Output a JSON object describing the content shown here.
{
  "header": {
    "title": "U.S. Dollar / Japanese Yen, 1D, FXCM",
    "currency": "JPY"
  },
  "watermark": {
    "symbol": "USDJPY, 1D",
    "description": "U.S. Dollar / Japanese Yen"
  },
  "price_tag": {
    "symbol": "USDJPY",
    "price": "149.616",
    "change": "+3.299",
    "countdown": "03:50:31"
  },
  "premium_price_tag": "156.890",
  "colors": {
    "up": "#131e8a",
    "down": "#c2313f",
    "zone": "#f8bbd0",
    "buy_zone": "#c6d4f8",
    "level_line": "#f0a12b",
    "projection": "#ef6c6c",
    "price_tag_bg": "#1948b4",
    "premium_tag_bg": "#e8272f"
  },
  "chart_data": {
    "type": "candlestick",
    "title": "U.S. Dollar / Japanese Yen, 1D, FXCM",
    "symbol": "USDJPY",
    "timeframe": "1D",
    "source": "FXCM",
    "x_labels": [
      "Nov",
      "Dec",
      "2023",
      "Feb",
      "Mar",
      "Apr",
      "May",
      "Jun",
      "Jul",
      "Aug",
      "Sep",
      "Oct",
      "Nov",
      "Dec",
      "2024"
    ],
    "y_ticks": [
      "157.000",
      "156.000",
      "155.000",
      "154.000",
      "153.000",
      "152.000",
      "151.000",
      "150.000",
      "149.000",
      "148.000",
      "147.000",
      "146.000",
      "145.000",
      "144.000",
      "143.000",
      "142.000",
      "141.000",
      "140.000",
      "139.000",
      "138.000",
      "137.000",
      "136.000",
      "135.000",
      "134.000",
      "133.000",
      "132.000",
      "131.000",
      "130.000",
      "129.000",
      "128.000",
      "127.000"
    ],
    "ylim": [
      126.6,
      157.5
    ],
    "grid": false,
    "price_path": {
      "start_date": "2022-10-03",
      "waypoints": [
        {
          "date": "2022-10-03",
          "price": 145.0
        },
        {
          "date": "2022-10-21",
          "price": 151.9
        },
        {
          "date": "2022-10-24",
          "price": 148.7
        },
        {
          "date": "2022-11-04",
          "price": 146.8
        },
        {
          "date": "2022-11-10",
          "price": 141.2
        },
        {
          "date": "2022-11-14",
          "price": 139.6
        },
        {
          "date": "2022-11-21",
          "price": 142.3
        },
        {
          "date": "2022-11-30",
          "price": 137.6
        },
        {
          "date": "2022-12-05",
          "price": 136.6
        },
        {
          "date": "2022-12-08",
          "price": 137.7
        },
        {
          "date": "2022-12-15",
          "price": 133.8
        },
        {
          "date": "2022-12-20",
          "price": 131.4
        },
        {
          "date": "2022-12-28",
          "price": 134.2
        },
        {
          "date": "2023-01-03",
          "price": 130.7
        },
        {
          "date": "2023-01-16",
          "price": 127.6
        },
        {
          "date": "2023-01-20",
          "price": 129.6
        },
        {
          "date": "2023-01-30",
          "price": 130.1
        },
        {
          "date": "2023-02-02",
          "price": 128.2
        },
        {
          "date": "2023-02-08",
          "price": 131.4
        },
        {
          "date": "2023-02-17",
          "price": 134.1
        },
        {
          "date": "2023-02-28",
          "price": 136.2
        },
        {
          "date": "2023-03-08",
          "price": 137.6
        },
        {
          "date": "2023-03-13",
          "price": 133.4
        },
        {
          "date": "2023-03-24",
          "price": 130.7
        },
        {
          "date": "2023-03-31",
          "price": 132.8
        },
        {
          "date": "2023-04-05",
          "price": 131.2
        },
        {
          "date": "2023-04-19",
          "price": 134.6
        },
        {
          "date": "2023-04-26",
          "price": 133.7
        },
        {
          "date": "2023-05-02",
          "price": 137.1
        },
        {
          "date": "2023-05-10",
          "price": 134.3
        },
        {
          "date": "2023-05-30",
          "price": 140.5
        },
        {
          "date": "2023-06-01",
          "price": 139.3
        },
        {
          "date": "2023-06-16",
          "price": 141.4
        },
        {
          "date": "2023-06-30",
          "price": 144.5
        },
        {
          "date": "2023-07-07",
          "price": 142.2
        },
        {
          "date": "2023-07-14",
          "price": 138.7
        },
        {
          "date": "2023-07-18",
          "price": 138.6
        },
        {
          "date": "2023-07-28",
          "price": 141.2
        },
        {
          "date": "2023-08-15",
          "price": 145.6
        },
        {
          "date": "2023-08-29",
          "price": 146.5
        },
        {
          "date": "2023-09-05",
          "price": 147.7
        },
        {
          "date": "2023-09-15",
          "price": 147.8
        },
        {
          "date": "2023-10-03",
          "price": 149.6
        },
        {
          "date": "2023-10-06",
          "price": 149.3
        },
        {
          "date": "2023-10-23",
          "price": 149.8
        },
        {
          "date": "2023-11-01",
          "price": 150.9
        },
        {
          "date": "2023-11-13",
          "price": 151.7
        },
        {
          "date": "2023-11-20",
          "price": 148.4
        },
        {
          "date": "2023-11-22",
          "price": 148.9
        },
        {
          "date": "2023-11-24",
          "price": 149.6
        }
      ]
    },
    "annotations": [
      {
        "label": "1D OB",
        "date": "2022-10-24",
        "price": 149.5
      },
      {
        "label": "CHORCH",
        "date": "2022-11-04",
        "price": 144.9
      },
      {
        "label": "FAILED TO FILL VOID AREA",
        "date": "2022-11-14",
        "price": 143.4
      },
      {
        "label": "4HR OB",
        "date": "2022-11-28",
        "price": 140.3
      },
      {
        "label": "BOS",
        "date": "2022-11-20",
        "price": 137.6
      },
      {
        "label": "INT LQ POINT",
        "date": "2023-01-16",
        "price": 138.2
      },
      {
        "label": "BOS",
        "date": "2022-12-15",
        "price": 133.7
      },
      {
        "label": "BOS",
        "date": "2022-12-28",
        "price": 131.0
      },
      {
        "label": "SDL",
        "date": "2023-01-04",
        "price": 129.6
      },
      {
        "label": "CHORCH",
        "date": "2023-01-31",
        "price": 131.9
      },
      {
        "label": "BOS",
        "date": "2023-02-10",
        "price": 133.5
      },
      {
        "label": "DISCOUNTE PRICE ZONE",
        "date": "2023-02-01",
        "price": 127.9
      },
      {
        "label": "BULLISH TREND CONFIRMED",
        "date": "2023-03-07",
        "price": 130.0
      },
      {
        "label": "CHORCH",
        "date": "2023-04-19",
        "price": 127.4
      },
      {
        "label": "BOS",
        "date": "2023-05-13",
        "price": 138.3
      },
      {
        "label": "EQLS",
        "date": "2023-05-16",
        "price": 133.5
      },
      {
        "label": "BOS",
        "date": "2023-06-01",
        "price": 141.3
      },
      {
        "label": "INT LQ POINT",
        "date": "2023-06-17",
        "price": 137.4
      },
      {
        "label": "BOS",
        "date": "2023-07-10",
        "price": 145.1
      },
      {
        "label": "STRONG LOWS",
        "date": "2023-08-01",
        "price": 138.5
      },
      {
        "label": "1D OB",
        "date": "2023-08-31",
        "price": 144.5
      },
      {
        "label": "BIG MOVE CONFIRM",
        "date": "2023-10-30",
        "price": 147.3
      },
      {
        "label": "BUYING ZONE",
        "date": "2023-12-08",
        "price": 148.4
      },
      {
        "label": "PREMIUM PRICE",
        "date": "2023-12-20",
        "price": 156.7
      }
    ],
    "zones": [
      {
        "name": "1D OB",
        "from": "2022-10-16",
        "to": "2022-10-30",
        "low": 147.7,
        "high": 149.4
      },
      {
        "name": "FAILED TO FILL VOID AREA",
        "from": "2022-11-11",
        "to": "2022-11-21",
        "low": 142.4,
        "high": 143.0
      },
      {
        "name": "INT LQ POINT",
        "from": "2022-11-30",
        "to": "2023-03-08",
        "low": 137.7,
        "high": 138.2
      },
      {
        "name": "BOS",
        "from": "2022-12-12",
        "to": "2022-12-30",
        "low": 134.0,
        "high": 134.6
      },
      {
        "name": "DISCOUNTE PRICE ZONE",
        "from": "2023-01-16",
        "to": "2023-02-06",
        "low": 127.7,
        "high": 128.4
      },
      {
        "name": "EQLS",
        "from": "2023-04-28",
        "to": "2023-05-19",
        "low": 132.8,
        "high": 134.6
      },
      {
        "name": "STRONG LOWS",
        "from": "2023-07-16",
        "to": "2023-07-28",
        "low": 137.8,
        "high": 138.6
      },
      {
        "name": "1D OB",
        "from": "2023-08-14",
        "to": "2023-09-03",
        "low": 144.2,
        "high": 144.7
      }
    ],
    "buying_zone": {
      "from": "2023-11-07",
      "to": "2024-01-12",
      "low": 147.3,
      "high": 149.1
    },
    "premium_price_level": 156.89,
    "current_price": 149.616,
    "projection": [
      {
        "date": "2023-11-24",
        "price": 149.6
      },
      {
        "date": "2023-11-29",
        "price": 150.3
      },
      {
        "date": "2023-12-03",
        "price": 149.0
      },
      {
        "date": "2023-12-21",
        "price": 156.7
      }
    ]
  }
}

• _What needs to be done_
Copy in full each line that holds the word "VOID".

• _Exercise result_
        "label": "FAILED TO FILL VOID AREA",
        "name": "FAILED TO FILL VOID AREA",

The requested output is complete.